[Dataset items]
— Begin —

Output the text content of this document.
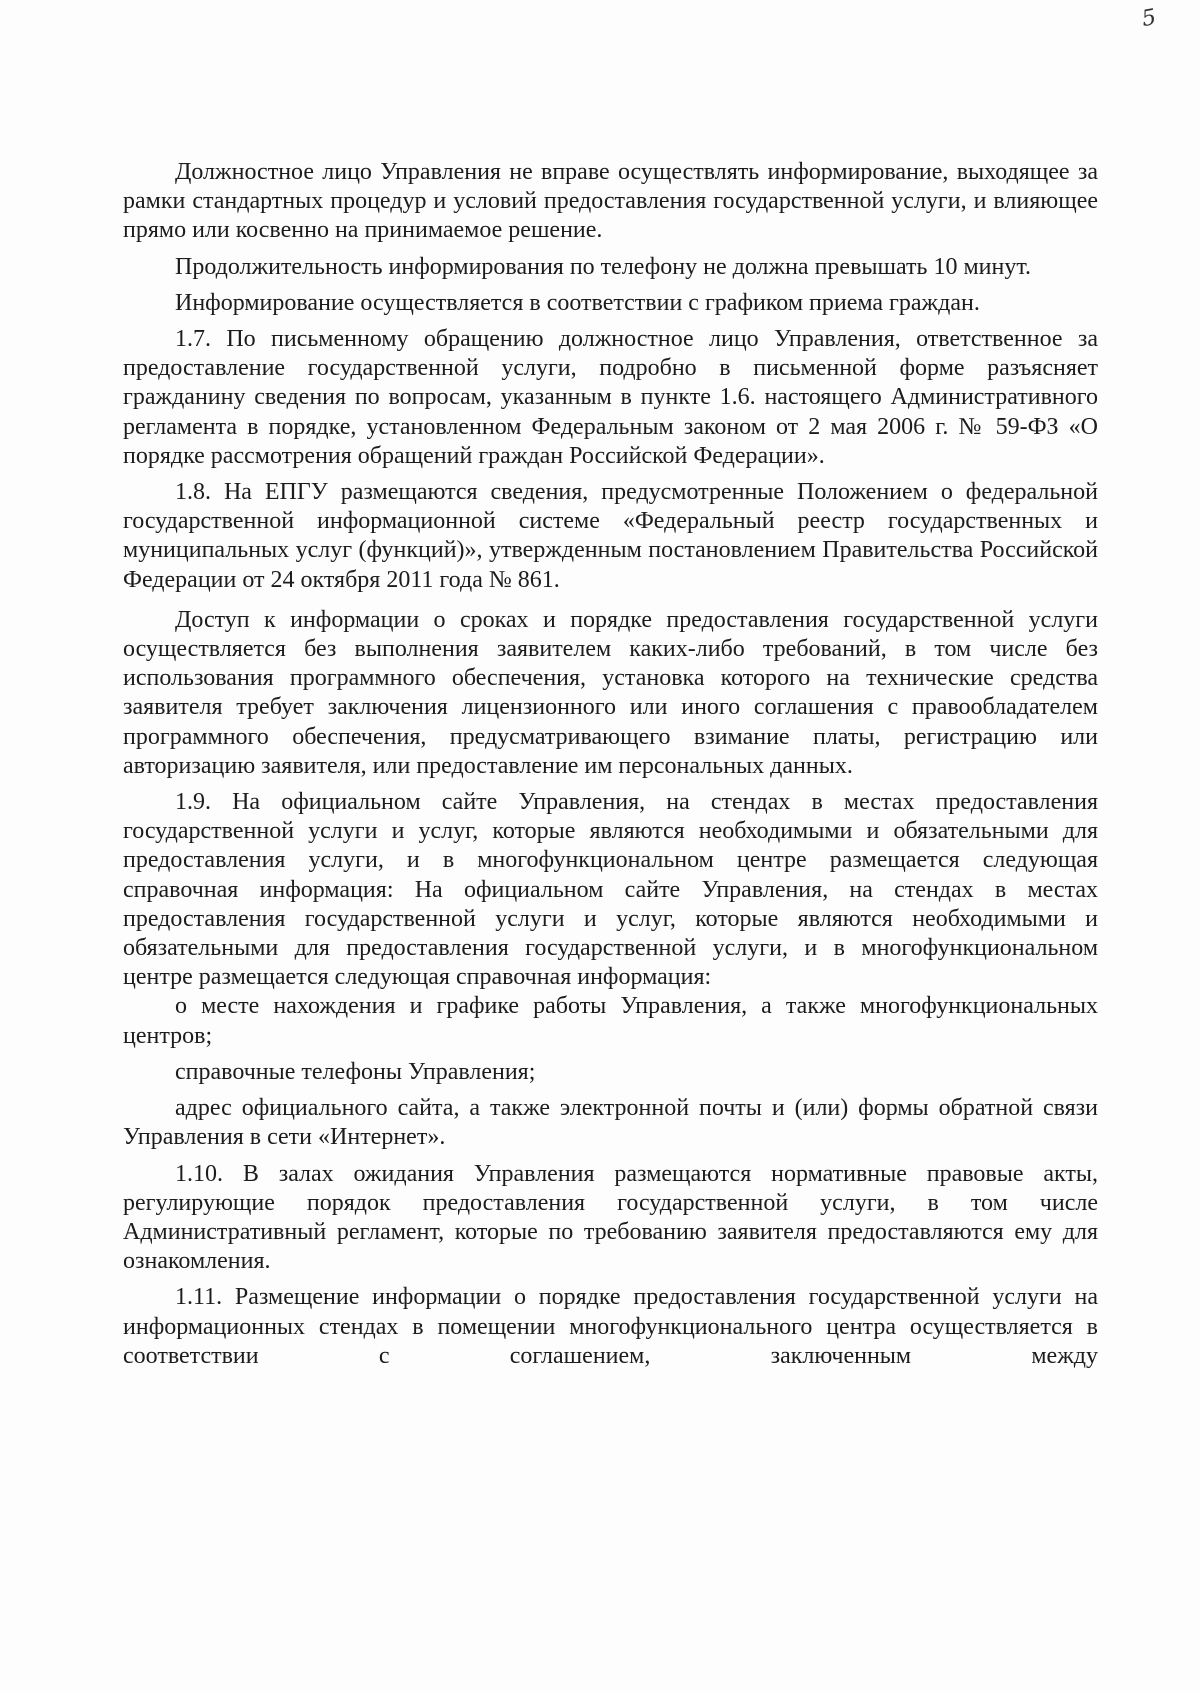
5

Должностное лицо Управления не вправе осуществлять информирование, выходящее за рамки стандартных процедур и условий предоставления государственной услуги, и влияющее прямо или косвенно на принимаемое решение.

Продолжительность информирования по телефону не должна превышать 10 минут.

Информирование осуществляется в соответствии с графиком приема граждан.

1.7. По письменному обращению должностное лицо Управления, ответственное за предоставление государственной услуги, подробно в письменной форме разъясняет гражданину сведения по вопросам, указанным в пункте 1.6. настоящего Административного регламента в порядке, установленном Федеральным законом от 2 мая 2006 г. № 59-ФЗ «О порядке рассмотрения обращений граждан Российской Федерации».

1.8. На ЕПГУ размещаются сведения, предусмотренные Положением о федеральной государственной информационной системе «Федеральный реестр государственных и муниципальных услуг (функций)», утвержденным постановлением Правительства Российской Федерации от 24 октября 2011 года № 861.

Доступ к информации о сроках и порядке предоставления государственной услуги осуществляется без выполнения заявителем каких-либо требований, в том числе без использования программного обеспечения, установка которого на технические средства заявителя требует заключения лицензионного или иного соглашения с правообладателем программного обеспечения, предусматривающего взимание платы, регистрацию или авторизацию заявителя, или предоставление им персональных данных.

1.9. На официальном сайте Управления, на стендах в местах предоставления государственной услуги и услуг, которые являются необходимыми и обязательными для предоставления услуги, и в многофункциональном центре размещается следующая справочная информация: На официальном сайте Управления, на стендах в местах предоставления государственной услуги и услуг, которые являются необходимыми и обязательными для предоставления государственной услуги, и в многофункциональном центре размещается следующая справочная информация:

о месте нахождения и графике работы Управления, а также многофункциональных центров;

справочные телефоны Управления;

адрес официального сайта, а также электронной почты и (или) формы обратной связи Управления в сети «Интернет».

1.10. В залах ожидания Управления размещаются нормативные правовые акты, регулирующие порядок предоставления государственной услуги, в том числе Административный регламент, которые по требованию заявителя предоставляются ему для ознакомления.

1.11. Размещение информации о порядке предоставления государственной услуги на информационных стендах в помещении многофункционального центра осуществляется в соответствии с соглашением, заключенным между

— End —

What you need to do:
Return each line from the material above exactly, but not the pictures.

Response to this task:
Output the text content of this document.
5

Должностное лицо Управления не вправе осуществлять информирование, выходящее за рамки стандартных процедур и условий предоставления государственной услуги, и влияющее прямо или косвенно на принимаемое решение.

Продолжительность информирования по телефону не должна превышать 10 минут.

Информирование осуществляется в соответствии с графиком приема граждан.

1.7. По письменному обращению должностное лицо Управления, ответственное за предоставление государственной услуги, подробно в письменной форме разъясняет гражданину сведения по вопросам, указанным в пункте 1.6. настоящего Административного регламента в порядке, установленном Федеральным законом от 2 мая 2006 г. № 59-ФЗ «О порядке рассмотрения обращений граждан Российской Федерации».

1.8. На ЕПГУ размещаются сведения, предусмотренные Положением о федеральной государственной информационной системе «Федеральный реестр государственных и муниципальных услуг (функций)», утвержденным постановлением Правительства Российской Федерации от 24 октября 2011 года № 861.

Доступ к информации о сроках и порядке предоставления государственной услуги осуществляется без выполнения заявителем каких-либо требований, в том числе без использования программного обеспечения, установка которого на технические средства заявителя требует заключения лицензионного или иного соглашения с правообладателем программного обеспечения, предусматривающего взимание платы, регистрацию или авторизацию заявителя, или предоставление им персональных данных.

1.9. На официальном сайте Управления, на стендах в местах предоставления государственной услуги и услуг, которые являются необходимыми и обязательными для предоставления услуги, и в многофункциональном центре размещается следующая справочная информация: На официальном сайте Управления, на стендах в местах предоставления государственной услуги и услуг, которые являются необходимыми и обязательными для предоставления государственной услуги, и в многофункциональном центре размещается следующая справочная информация:

о месте нахождения и графике работы Управления, а также многофункциональных центров;

справочные телефоны Управления;

адрес официального сайта, а также электронной почты и (или) формы обратной связи Управления в сети «Интернет».

1.10. В залах ожидания Управления размещаются нормативные правовые акты, регулирующие порядок предоставления государственной услуги, в том числе Административный регламент, которые по требованию заявителя предоставляются ему для ознакомления.

1.11. Размещение информации о порядке предоставления государственной услуги на информационных стендах в помещении многофункционального центра осуществляется в соответствии с соглашением, заключенным между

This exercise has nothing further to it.